▸ EXERCISE OBJECTIVE
Set out each line from the following listing that includes the word "JSON".

▸ PROVIDED DATA
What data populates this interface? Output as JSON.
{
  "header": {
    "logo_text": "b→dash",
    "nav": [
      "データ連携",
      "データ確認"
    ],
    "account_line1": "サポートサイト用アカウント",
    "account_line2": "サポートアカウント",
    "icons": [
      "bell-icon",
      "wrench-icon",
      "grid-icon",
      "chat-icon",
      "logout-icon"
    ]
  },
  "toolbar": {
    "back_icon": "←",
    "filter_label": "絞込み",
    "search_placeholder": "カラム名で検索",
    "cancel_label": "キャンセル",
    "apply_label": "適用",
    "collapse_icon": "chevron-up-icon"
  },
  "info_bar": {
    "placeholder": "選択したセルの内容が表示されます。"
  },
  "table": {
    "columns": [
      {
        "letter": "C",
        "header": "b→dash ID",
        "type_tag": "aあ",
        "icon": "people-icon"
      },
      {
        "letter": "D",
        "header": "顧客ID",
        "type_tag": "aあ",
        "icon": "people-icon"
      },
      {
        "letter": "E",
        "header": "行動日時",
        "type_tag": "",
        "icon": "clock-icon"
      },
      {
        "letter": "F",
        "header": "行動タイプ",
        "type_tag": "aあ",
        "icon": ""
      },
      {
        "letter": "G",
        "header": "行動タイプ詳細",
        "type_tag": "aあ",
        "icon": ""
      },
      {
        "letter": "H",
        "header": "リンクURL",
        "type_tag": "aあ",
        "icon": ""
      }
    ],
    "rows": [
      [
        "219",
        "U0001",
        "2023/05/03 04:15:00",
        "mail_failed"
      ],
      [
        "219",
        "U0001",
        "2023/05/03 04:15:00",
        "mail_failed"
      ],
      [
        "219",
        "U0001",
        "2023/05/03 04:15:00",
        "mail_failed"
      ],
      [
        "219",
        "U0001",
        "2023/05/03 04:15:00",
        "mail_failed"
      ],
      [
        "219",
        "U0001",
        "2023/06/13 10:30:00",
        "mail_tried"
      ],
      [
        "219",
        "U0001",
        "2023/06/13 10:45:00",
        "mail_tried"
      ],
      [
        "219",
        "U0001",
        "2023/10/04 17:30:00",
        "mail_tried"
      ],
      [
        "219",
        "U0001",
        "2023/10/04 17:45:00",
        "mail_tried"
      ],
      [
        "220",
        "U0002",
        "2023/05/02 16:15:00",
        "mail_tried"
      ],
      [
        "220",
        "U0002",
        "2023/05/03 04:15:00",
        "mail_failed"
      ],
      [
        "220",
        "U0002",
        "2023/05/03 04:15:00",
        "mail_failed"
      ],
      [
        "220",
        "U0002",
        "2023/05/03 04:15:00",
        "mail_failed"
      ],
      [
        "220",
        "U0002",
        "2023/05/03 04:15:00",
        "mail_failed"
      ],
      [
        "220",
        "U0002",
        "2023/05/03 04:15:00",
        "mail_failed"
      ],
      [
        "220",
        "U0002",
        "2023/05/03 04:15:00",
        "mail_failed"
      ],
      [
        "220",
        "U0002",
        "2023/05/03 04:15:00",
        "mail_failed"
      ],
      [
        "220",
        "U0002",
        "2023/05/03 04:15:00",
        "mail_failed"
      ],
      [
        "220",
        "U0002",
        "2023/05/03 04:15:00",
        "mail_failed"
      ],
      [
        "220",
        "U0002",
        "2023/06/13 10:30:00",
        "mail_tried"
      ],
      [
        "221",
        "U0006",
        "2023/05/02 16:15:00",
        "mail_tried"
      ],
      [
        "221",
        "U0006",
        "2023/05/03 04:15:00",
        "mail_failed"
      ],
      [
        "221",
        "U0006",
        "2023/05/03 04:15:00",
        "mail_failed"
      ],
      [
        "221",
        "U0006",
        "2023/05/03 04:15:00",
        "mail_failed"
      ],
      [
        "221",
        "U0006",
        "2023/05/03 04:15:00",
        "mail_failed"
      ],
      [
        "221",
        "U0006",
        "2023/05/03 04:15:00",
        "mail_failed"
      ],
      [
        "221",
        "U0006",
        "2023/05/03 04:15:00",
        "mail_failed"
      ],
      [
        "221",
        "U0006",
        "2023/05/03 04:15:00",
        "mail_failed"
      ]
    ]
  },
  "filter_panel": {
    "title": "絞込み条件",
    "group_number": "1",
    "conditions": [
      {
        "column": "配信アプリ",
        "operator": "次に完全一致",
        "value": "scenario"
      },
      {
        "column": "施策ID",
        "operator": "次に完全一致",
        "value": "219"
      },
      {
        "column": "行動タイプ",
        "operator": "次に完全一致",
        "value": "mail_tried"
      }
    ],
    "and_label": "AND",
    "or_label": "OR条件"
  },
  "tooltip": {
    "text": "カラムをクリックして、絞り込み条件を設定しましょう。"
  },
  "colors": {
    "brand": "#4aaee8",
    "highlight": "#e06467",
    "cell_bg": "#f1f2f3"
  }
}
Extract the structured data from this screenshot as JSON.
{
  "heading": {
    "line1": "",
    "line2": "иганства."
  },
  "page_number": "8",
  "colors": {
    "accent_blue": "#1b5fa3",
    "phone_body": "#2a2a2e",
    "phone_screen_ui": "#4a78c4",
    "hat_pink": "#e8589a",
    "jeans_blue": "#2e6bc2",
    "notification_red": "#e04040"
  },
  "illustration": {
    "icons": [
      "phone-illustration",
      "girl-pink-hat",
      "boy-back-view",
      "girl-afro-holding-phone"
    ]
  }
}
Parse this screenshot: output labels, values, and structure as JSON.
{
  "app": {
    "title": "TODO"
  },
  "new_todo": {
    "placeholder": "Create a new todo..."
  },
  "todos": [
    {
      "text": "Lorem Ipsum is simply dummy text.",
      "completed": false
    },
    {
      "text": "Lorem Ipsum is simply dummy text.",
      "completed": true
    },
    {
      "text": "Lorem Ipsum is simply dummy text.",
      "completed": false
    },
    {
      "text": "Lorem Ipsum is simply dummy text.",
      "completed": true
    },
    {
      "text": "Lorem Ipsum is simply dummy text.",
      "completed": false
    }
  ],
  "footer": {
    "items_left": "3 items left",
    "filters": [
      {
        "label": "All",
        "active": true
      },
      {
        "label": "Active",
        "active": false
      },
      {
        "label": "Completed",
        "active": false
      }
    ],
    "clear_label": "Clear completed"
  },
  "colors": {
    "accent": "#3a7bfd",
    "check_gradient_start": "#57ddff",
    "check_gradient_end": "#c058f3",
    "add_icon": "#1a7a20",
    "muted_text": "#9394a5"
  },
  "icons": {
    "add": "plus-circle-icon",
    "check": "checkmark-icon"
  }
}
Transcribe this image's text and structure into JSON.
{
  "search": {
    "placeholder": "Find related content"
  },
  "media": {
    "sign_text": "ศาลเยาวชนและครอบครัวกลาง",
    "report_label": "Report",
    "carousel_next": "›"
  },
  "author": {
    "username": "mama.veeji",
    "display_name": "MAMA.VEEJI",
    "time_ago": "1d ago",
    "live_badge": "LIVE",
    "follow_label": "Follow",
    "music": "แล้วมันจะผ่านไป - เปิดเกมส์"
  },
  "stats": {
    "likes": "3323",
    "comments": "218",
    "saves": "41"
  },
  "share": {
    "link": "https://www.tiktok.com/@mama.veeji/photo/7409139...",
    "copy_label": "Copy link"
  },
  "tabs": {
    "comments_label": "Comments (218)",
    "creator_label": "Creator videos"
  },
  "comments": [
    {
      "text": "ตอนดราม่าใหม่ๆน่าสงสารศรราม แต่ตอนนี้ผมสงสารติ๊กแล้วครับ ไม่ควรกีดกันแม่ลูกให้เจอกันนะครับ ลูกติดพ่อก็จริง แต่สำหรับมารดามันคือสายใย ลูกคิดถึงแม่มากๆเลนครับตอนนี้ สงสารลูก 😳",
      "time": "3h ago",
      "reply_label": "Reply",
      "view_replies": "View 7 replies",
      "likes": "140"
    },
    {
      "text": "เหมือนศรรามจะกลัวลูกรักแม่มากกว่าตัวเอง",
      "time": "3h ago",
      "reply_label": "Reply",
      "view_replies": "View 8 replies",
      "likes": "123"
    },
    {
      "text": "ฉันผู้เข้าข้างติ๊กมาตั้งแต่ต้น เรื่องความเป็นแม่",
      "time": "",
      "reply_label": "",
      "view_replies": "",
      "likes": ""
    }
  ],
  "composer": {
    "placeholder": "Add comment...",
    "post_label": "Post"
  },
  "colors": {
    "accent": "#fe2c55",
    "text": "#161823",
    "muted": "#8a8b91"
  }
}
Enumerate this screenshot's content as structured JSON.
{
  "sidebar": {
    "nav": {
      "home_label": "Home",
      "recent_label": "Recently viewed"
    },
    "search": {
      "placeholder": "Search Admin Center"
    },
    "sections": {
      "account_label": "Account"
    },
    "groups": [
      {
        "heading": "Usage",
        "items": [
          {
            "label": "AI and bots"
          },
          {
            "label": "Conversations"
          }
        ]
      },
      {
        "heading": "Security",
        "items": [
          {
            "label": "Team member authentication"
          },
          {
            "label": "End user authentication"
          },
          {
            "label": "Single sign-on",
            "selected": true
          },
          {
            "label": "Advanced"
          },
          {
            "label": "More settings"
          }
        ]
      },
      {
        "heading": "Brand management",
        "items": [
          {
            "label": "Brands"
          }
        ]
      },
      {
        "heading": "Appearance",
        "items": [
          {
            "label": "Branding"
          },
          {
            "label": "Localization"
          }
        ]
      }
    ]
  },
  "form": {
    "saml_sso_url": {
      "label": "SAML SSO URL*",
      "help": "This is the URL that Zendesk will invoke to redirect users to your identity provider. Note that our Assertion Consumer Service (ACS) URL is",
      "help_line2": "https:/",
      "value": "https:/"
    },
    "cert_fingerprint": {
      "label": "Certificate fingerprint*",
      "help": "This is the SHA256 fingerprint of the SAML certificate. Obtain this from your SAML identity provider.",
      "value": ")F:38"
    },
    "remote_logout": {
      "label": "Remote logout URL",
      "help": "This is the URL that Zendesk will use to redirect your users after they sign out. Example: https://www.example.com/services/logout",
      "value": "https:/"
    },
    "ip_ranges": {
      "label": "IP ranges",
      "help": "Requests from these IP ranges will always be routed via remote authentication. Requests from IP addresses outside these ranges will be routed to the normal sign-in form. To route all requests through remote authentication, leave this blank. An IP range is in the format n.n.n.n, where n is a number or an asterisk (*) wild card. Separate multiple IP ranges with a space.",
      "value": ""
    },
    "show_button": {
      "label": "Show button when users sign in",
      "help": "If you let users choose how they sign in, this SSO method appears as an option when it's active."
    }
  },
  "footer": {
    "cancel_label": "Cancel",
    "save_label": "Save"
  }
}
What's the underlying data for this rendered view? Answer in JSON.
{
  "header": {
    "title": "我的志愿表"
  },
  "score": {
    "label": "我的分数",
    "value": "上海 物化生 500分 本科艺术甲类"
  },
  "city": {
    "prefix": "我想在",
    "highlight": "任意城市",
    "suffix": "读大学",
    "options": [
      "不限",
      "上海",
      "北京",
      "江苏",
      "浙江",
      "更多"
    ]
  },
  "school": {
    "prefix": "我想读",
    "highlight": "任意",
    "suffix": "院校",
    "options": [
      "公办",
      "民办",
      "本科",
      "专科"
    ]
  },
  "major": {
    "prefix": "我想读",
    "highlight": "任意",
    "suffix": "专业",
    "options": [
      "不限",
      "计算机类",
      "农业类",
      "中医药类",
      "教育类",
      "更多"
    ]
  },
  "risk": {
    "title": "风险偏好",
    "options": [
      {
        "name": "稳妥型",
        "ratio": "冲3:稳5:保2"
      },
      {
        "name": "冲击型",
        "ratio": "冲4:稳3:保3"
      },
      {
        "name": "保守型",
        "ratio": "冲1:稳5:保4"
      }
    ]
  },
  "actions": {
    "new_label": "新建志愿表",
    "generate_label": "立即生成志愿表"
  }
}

▸ ANSWER IN FULL
What data populates this interface? Output as JSON.
Extract the structured data from this screenshot as JSON.
Parse this screenshot: output labels, values, and structure as JSON.
Transcribe this image's text and structure into JSON.
Enumerate this screenshot's content as structured JSON.
What's the underlying data for this rendered view? Answer in JSON.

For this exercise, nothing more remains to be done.